◆ INSTRUCTIONS TO FOLLOW ◆
Check each line of the records below and collect those holding "JSON".
------ PROVIDED ENTRIES ------
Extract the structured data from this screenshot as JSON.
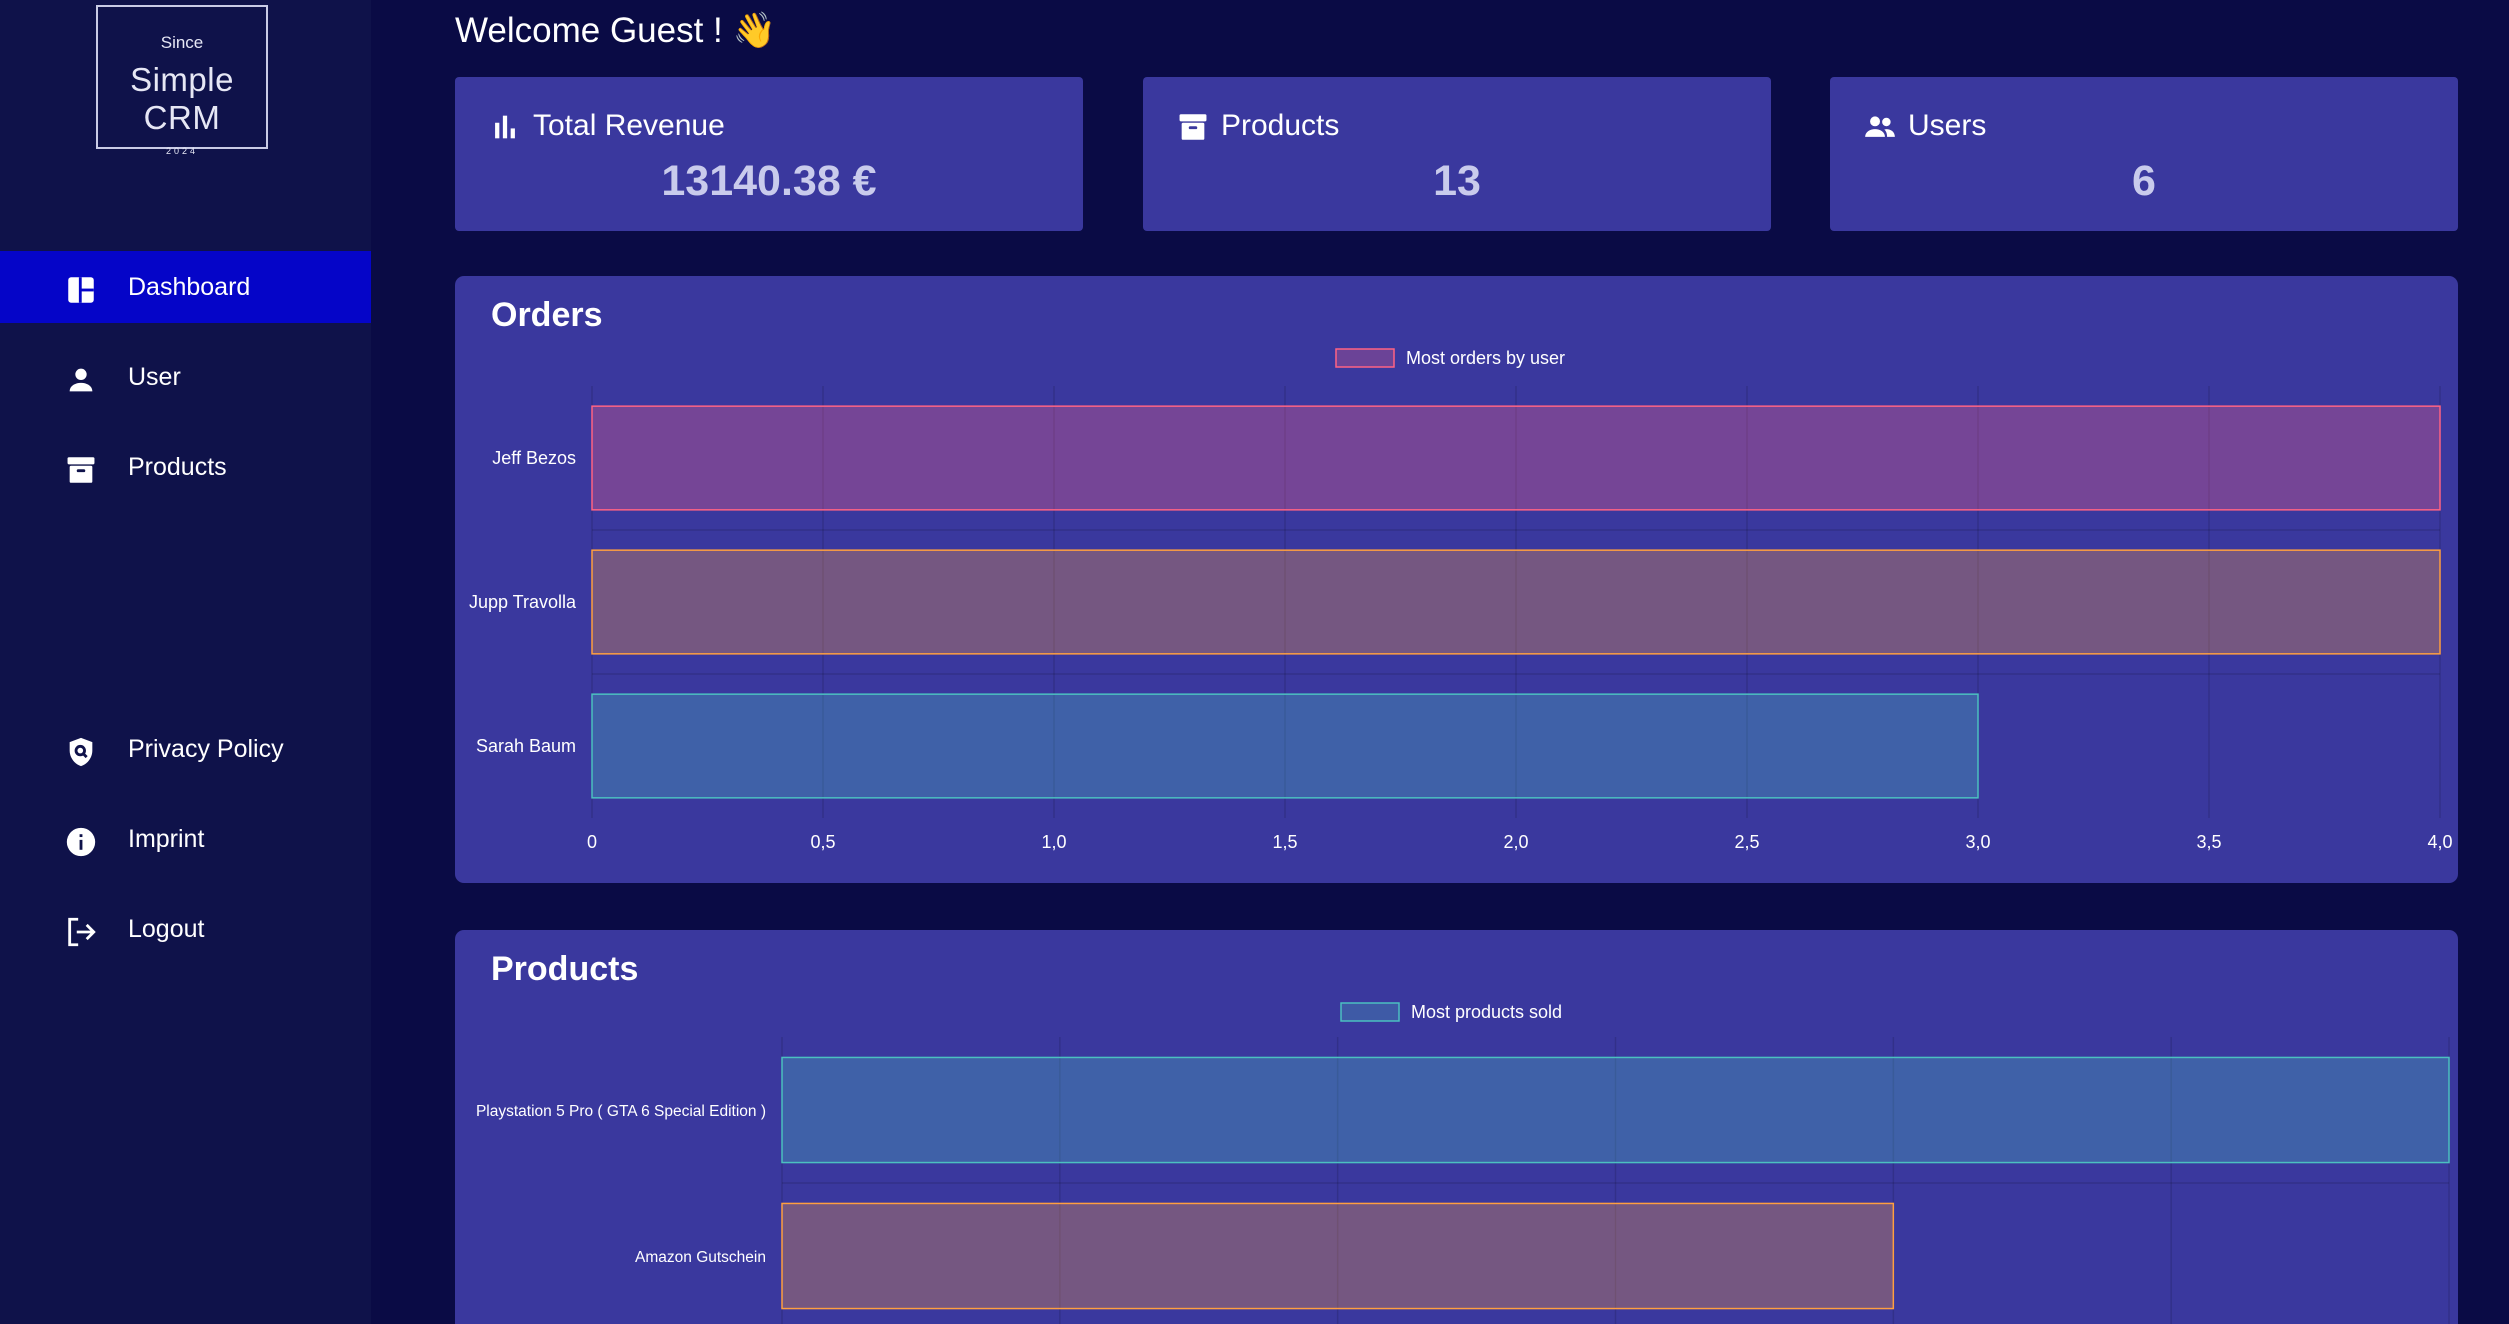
{
  "sidebar": {
    "logo": {
      "since": "Since",
      "name": "Simple CRM",
      "year": "2024"
    },
    "nav": [
      {
        "label": "Dashboard",
        "icon": "dashboard-icon",
        "active": true
      },
      {
        "label": "User",
        "icon": "person-icon"
      },
      {
        "label": "Products",
        "icon": "archive-box-icon"
      }
    ],
    "footer_nav": [
      {
        "label": "Privacy Policy",
        "icon": "shield-icon"
      },
      {
        "label": "Imprint",
        "icon": "info-icon"
      },
      {
        "label": "Logout",
        "icon": "logout-icon"
      }
    ]
  },
  "main": {
    "welcome": "Welcome Guest ! 👋",
    "cards": [
      {
        "title": "Total Revenue",
        "value": "13140.38 €",
        "icon": "bar-chart-icon"
      },
      {
        "title": "Products",
        "value": "13",
        "icon": "archive-box-icon"
      },
      {
        "title": "Users",
        "value": "6",
        "icon": "people-icon"
      }
    ],
    "orders_panel": {
      "title": "Orders"
    },
    "products_panel": {
      "title": "Products"
    }
  },
  "colors": {
    "background": "#0a0b45",
    "sidebar": "#0f124a",
    "active_nav": "#0505c8",
    "panel": "#3a389e",
    "series_pink": "#ff6384",
    "series_orange": "#ff9f40",
    "series_teal": "#4bc0c0"
  },
  "chart_data": [
    {
      "type": "bar",
      "orientation": "horizontal",
      "title": "",
      "legend_position": "top",
      "categories": [
        "Jeff Bezos",
        "Jupp Travolla",
        "Sarah Baum"
      ],
      "series": [
        {
          "name": "Most orders by user",
          "values": [
            4,
            4,
            3
          ]
        }
      ],
      "xlim": [
        0,
        4
      ],
      "x_ticks": [
        "0",
        "0,5",
        "1,0",
        "1,5",
        "2,0",
        "2,5",
        "3,0",
        "3,5",
        "4,0"
      ],
      "grid": true
    },
    {
      "type": "bar",
      "orientation": "horizontal",
      "title": "",
      "legend_position": "top",
      "categories": [
        "Playstation 5 Pro ( GTA 6 Special Edition )",
        "Amazon Gutschein"
      ],
      "series": [
        {
          "name": "Most products sold",
          "values": [
            6,
            4
          ]
        }
      ],
      "xlim": [
        0,
        6
      ],
      "grid": true
    }
  ]
}
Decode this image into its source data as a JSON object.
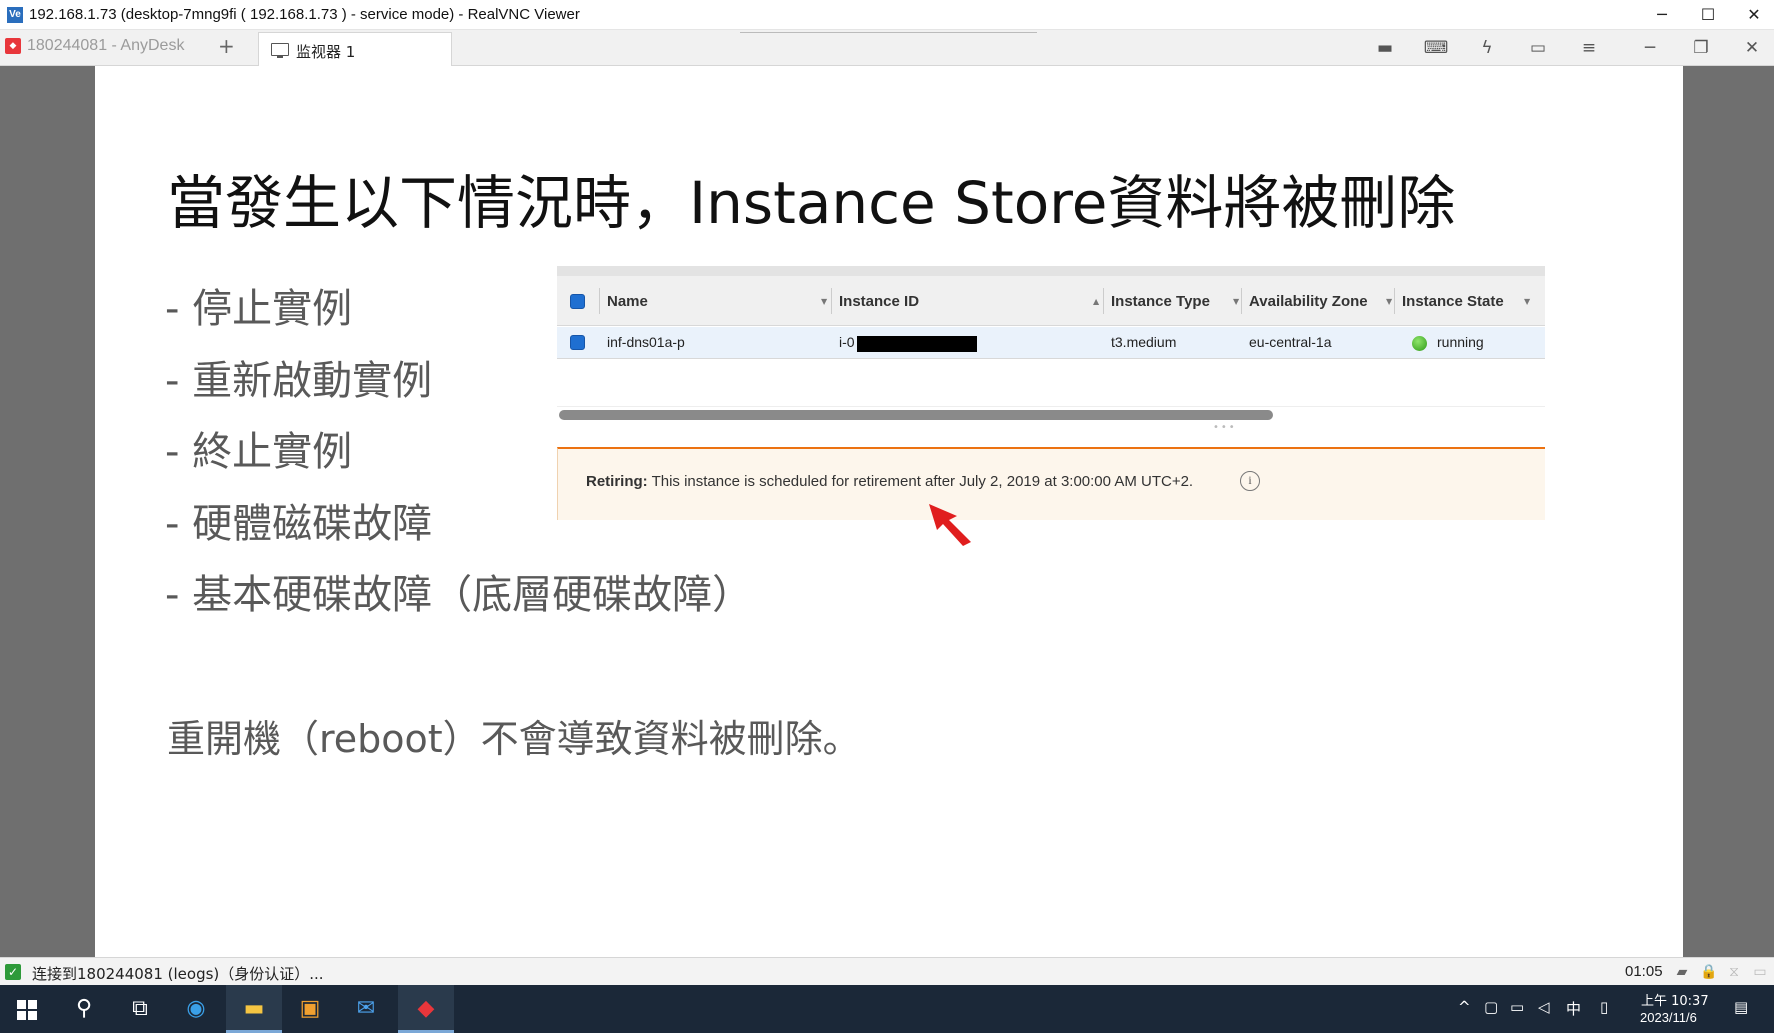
{
  "window": {
    "title": "192.168.1.73 (desktop-7mng9fi ( 192.168.1.73 ) - service mode) - RealVNC Viewer",
    "app_icon": "Ve",
    "minimize": "─",
    "maximize": "☐",
    "close": "✕"
  },
  "tabs": {
    "anydesk_tab": "180244081 - AnyDesk",
    "new_tab": "+",
    "monitor_tab": "监视器 1",
    "tools": [
      "chat-icon",
      "keyboard-icon",
      "action-icon",
      "display-icon",
      "menu-icon"
    ],
    "win_minimize": "─",
    "win_restore": "❐",
    "win_close": "✕"
  },
  "slide": {
    "title": "當發生以下情況時，Instance Store資料將被刪除",
    "bullets": [
      "- 停止實例",
      "- 重新啟動實例",
      "- 終止實例",
      "- 硬體磁碟故障",
      "- 基本硬碟故障（底層硬碟故障）"
    ],
    "note": "重開機（reboot）不會導致資料被刪除。"
  },
  "console": {
    "headers": [
      "Name",
      "Instance ID",
      "Instance Type",
      "Availability Zone",
      "Instance State"
    ],
    "row": {
      "name": "inf-dns01a-p",
      "instance_id": "i-0",
      "instance_type": "t3.medium",
      "availability_zone": "eu-central-1a",
      "state": "running"
    },
    "retiring_label": "Retiring:",
    "retiring_message": " This instance is scheduled for retirement after July 2, 2019 at 3:00:00 AM UTC+2.",
    "info": "i",
    "accent_color": "#ec7211"
  },
  "status": {
    "text": "连接到180244081 (leogs)（身份认证）...",
    "time": "01:05"
  },
  "taskbar": {
    "apps": [
      "start-icon",
      "search-icon",
      "task-view-icon",
      "edge-icon",
      "file-explorer-icon",
      "store-icon",
      "mail-icon",
      "anydesk-icon"
    ],
    "tray_up": "^",
    "tray_ime": "中",
    "clock_time": "上午 10:37",
    "clock_date": "2023/11/6"
  }
}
------
◆ RESPONSE TO THIS EXERCISE ◆
Extract the structured data from this screenshot as JSON.
Decode this image into its source data as a JSON object.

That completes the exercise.